• Problem description: Reproduce the entire listing word for word.

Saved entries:
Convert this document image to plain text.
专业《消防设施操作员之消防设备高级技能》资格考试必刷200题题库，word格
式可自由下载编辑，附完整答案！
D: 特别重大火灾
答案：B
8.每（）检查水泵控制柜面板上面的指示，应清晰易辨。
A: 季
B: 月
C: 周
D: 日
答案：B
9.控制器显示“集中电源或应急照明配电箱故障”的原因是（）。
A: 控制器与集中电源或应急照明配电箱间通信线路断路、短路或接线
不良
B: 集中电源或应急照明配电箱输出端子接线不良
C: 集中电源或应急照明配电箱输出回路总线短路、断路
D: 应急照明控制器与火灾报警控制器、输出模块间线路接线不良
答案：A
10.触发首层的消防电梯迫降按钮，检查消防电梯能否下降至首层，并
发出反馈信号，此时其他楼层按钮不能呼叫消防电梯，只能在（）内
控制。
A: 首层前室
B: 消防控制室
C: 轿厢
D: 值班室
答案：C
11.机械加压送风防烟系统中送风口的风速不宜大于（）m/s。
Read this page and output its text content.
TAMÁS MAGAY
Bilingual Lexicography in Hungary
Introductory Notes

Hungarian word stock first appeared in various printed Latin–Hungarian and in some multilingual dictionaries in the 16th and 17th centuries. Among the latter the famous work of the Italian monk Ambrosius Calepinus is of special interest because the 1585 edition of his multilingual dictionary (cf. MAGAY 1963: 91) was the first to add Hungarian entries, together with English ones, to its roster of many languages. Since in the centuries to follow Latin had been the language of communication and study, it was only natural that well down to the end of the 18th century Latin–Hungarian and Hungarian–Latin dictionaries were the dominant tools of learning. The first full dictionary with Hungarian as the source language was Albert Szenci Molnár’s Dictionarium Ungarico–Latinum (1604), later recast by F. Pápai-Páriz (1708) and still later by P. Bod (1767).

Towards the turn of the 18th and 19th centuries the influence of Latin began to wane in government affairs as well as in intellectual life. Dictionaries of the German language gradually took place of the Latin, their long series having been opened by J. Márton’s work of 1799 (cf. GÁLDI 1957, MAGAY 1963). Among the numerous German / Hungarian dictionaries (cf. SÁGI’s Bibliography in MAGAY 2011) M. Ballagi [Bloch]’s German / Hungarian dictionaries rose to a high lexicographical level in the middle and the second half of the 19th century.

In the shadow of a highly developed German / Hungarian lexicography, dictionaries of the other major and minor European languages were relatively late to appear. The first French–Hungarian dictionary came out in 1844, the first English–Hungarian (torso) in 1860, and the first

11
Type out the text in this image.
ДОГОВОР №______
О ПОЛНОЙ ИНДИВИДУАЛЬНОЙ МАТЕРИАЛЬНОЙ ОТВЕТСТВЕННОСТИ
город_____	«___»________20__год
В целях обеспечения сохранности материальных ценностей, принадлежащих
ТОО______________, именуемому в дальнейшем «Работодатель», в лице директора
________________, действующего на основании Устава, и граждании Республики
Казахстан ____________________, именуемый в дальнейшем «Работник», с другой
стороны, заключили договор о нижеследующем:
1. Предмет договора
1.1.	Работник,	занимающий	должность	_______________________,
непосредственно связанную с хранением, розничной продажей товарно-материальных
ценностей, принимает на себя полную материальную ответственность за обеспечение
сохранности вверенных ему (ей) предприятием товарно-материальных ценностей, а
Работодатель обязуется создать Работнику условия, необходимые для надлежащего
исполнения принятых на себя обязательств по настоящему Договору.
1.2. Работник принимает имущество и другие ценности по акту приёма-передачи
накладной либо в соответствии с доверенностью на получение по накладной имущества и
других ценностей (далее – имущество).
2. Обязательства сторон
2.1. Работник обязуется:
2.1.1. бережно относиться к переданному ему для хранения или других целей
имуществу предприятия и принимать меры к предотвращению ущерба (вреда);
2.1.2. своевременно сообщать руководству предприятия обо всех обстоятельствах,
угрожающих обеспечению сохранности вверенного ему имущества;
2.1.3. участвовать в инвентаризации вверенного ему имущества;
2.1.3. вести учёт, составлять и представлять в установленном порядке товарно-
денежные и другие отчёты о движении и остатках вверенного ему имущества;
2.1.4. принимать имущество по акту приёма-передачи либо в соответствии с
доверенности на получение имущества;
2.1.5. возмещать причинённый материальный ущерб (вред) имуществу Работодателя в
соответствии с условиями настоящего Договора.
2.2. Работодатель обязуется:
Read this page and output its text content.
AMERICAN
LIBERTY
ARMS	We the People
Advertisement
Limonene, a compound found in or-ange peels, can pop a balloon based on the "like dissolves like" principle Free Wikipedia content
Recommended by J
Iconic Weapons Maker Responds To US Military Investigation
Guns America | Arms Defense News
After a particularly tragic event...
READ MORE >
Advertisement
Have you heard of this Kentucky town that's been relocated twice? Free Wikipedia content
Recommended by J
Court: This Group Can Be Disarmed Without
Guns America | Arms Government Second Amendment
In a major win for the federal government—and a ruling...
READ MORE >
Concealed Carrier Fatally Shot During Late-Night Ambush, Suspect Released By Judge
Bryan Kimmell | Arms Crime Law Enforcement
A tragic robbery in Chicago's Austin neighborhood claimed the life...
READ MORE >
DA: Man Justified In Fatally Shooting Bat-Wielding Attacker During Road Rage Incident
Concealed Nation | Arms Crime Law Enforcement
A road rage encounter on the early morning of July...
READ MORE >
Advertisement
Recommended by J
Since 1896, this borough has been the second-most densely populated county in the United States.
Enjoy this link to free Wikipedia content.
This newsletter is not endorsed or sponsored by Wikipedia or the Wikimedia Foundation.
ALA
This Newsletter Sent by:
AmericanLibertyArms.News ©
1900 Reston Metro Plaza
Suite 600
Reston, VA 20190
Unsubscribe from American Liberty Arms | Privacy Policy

• Reply:
Convert this document image to plain text.
专业《消防设施操作员之消防设备高级技能》资格考试必刷200题题库，word格
式可自由下载编辑，附完整答案！
D: 特别重大火灾
答案：B
8.每（）检查水泵控制柜面板上面的指示，应清晰易辨。
A: 季
B: 月
C: 周
D: 日
答案：B
9.控制器显示“集中电源或应急照明配电箱故障”的原因是（）。
A: 控制器与集中电源或应急照明配电箱间通信线路断路、短路或接线
不良
B: 集中电源或应急照明配电箱输出端子接线不良
C: 集中电源或应急照明配电箱输出回路总线短路、断路
D: 应急照明控制器与火灾报警控制器、输出模块间线路接线不良
答案：A
10.触发首层的消防电梯迫降按钮，检查消防电梯能否下降至首层，并
发出反馈信号，此时其他楼层按钮不能呼叫消防电梯，只能在（）内
控制。
A: 首层前室
B: 消防控制室
C: 轿厢
D: 值班室
答案：C
11.机械加压送风防烟系统中送风口的风速不宜大于（）m/s。
Read this page and output its text content.
TAMÁS MAGAY
Bilingual Lexicography in Hungary
Introductory Notes

Hungarian word stock first appeared in various printed Latin–Hungarian and in some multilingual dictionaries in the 16th and 17th centuries. Among the latter the famous work of the Italian monk Ambrosius Calepinus is of special interest because the 1585 edition of his multilingual dictionary (cf. MAGAY 1963: 91) was the first to add Hungarian entries, together with English ones, to its roster of many languages. Since in the centuries to follow Latin had been the language of communication and study, it was only natural that well down to the end of the 18th century Latin–Hungarian and Hungarian–Latin dictionaries were the dominant tools of learning. The first full dictionary with Hungarian as the source language was Albert Szenci Molnár’s Dictionarium Ungarico–Latinum (1604), later recast by F. Pápai-Páriz (1708) and still later by P. Bod (1767).

Towards the turn of the 18th and 19th centuries the influence of Latin began to wane in government affairs as well as in intellectual life. Dictionaries of the German language gradually took place of the Latin, their long series having been opened by J. Márton’s work of 1799 (cf. GÁLDI 1957, MAGAY 1963). Among the numerous German / Hungarian dictionaries (cf. SÁGI’s Bibliography in MAGAY 2011) M. Ballagi [Bloch]’s German / Hungarian dictionaries rose to a high lexicographical level in the middle and the second half of the 19th century.

In the shadow of a highly developed German / Hungarian lexicography, dictionaries of the other major and minor European languages were relatively late to appear. The first French–Hungarian dictionary came out in 1844, the first English–Hungarian (torso) in 1860, and the first

11
Type out the text in this image.
ДОГОВОР №______
О ПОЛНОЙ ИНДИВИДУАЛЬНОЙ МАТЕРИАЛЬНОЙ ОТВЕТСТВЕННОСТИ
город_____	«___»________20__год
В целях обеспечения сохранности материальных ценностей, принадлежащих
ТОО______________, именуемому в дальнейшем «Работодатель», в лице директора
________________, действующего на основании Устава, и граждании Республики
Казахстан ____________________, именуемый в дальнейшем «Работник», с другой
стороны, заключили договор о нижеследующем:
1. Предмет договора
1.1.	Работник,	занимающий	должность	_______________________,
непосредственно связанную с хранением, розничной продажей товарно-материальных
ценностей, принимает на себя полную материальную ответственность за обеспечение
сохранности вверенных ему (ей) предприятием товарно-материальных ценностей, а
Работодатель обязуется создать Работнику условия, необходимые для надлежащего
исполнения принятых на себя обязательств по настоящему Договору.
1.2. Работник принимает имущество и другие ценности по акту приёма-передачи
накладной либо в соответствии с доверенностью на получение по накладной имущества и
других ценностей (далее – имущество).
2. Обязательства сторон
2.1. Работник обязуется:
2.1.1. бережно относиться к переданному ему для хранения или других целей
имуществу предприятия и принимать меры к предотвращению ущерба (вреда);
2.1.2. своевременно сообщать руководству предприятия обо всех обстоятельствах,
угрожающих обеспечению сохранности вверенного ему имущества;
2.1.3. участвовать в инвентаризации вверенного ему имущества;
2.1.3. вести учёт, составлять и представлять в установленном порядке товарно-
денежные и другие отчёты о движении и остатках вверенного ему имущества;
2.1.4. принимать имущество по акту приёма-передачи либо в соответствии с
доверенности на получение имущества;
2.1.5. возмещать причинённый материальный ущерб (вред) имуществу Работодателя в
соответствии с условиями настоящего Договора.
2.2. Работодатель обязуется:
Read this page and output its text content.
AMERICAN
LIBERTY
ARMS	We the People
Advertisement
Limonene, a compound found in or-ange peels, can pop a balloon based on the "like dissolves like" principle Free Wikipedia content
Recommended by J
Iconic Weapons Maker Responds To US Military Investigation
Guns America | Arms Defense News
After a particularly tragic event...
READ MORE >
Advertisement
Have you heard of this Kentucky town that's been relocated twice? Free Wikipedia content
Recommended by J
Court: This Group Can Be Disarmed Without
Guns America | Arms Government Second Amendment
In a major win for the federal government—and a ruling...
READ MORE >
Concealed Carrier Fatally Shot During Late-Night Ambush, Suspect Released By Judge
Bryan Kimmell | Arms Crime Law Enforcement
A tragic robbery in Chicago's Austin neighborhood claimed the life...
READ MORE >
DA: Man Justified In Fatally Shooting Bat-Wielding Attacker During Road Rage Incident
Concealed Nation | Arms Crime Law Enforcement
A road rage encounter on the early morning of July...
READ MORE >
Advertisement
Recommended by J
Since 1896, this borough has been the second-most densely populated county in the United States.
Enjoy this link to free Wikipedia content.
This newsletter is not endorsed or sponsored by Wikipedia or the Wikimedia Foundation.
ALA
This Newsletter Sent by:
AmericanLibertyArms.News ©
1900 Reston Metro Plaza
Suite 600
Reston, VA 20190
Unsubscribe from American Liberty Arms | Privacy Policy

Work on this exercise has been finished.